- _Entries provided_:
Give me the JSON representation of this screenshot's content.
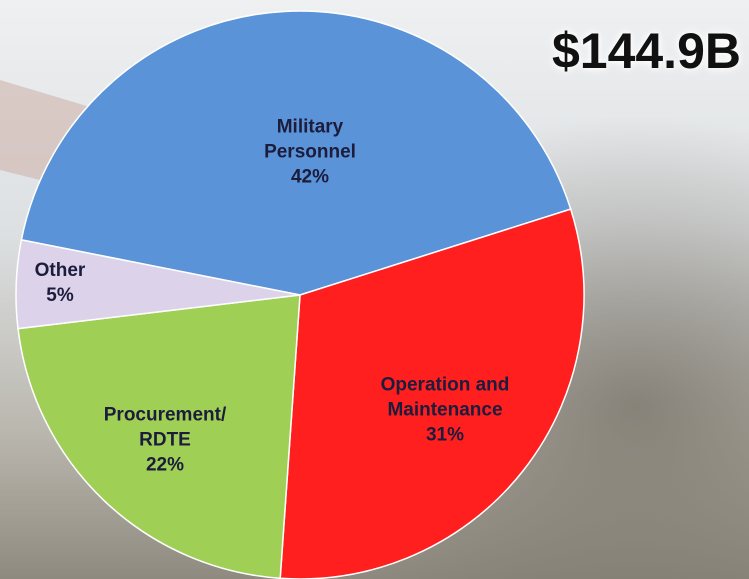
{
  "chart_data": {
    "type": "pie",
    "title": "$144.9B",
    "categories": [
      "Military Personnel",
      "Operation and Maintenance",
      "Procurement/ RDTE",
      "Other"
    ],
    "values": [
      42,
      31,
      22,
      5
    ],
    "value_labels": [
      "42%",
      "31%",
      "22%",
      "5%"
    ],
    "colors": [
      "#5b93d9",
      "#ff1f1f",
      "#9fcf55",
      "#dcd3ea"
    ]
  }
}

- _Exercise_: Return the full material word for word. Do not include the pictures.

- _Task result_:
Give me the JSON representation of this screenshot's content.
{
  "chart_data": {
    "type": "pie",
    "title": "$144.9B",
    "categories": [
      "Military Personnel",
      "Operation and Maintenance",
      "Procurement/ RDTE",
      "Other"
    ],
    "values": [
      42,
      31,
      22,
      5
    ],
    "value_labels": [
      "42%",
      "31%",
      "22%",
      "5%"
    ],
    "colors": [
      "#5b93d9",
      "#ff1f1f",
      "#9fcf55",
      "#dcd3ea"
    ]
  }
}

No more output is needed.